■ **Data records**
'''
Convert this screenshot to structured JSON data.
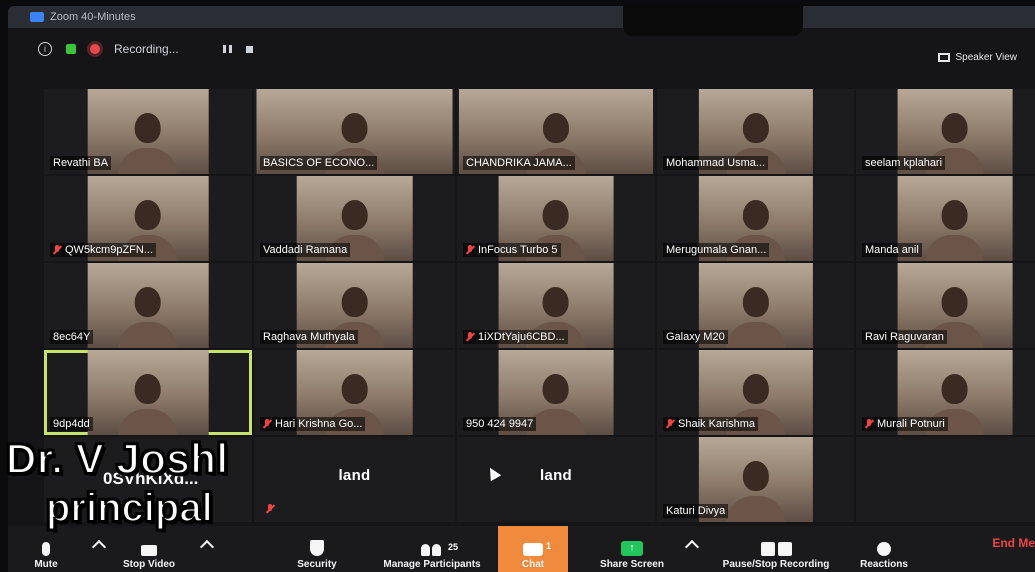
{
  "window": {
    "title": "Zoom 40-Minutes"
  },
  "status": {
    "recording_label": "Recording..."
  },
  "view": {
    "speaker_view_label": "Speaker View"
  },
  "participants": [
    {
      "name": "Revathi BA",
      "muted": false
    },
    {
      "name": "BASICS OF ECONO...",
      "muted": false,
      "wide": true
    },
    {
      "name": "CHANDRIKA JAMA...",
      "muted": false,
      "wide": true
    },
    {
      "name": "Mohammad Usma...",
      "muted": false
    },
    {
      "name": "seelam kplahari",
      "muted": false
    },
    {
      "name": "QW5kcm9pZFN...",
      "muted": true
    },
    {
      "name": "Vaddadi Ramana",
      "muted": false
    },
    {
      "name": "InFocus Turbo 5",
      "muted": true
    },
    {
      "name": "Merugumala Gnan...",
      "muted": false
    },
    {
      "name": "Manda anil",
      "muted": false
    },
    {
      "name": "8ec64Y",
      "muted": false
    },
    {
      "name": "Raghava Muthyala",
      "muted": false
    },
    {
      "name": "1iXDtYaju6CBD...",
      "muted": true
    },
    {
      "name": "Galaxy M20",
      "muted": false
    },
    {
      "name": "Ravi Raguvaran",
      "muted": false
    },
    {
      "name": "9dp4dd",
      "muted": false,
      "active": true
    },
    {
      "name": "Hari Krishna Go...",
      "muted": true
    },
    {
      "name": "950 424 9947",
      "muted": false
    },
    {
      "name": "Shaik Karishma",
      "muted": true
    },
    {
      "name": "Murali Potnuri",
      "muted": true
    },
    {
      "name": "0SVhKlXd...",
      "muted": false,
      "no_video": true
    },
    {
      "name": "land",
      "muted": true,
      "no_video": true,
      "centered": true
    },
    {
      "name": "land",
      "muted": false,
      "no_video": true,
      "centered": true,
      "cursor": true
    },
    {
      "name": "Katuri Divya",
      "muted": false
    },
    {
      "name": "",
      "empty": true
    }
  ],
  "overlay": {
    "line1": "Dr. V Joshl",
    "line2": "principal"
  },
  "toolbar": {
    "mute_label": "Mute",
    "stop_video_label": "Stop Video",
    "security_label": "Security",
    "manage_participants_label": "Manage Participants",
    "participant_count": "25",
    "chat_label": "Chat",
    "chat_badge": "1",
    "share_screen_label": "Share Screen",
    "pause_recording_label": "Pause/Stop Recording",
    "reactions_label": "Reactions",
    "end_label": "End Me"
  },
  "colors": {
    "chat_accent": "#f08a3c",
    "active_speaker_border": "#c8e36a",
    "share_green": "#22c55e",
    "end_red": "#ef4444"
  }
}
'''
'''
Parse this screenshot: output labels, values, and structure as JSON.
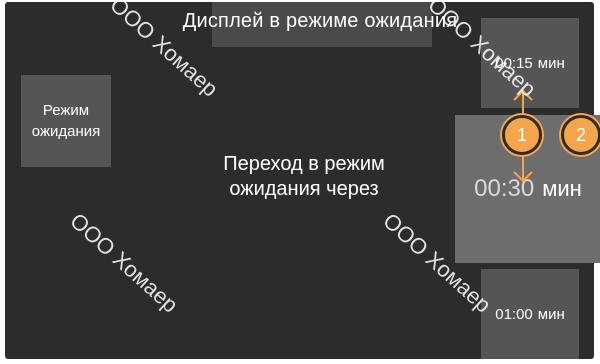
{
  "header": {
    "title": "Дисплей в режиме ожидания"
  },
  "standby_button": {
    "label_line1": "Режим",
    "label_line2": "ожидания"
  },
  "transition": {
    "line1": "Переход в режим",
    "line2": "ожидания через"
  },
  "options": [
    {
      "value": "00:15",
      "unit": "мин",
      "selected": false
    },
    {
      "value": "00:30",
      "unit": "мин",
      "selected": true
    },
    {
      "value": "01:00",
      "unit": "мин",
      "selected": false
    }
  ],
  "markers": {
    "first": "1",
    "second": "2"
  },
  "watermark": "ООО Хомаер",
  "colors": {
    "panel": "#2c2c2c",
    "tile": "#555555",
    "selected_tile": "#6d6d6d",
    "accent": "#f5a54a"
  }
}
'''
■ **WHAT YOU NEED TO DO**
Only a number is wanted: how many lines of the material above hold "JSON"?

■ **EXERCISE RESPONSE**
2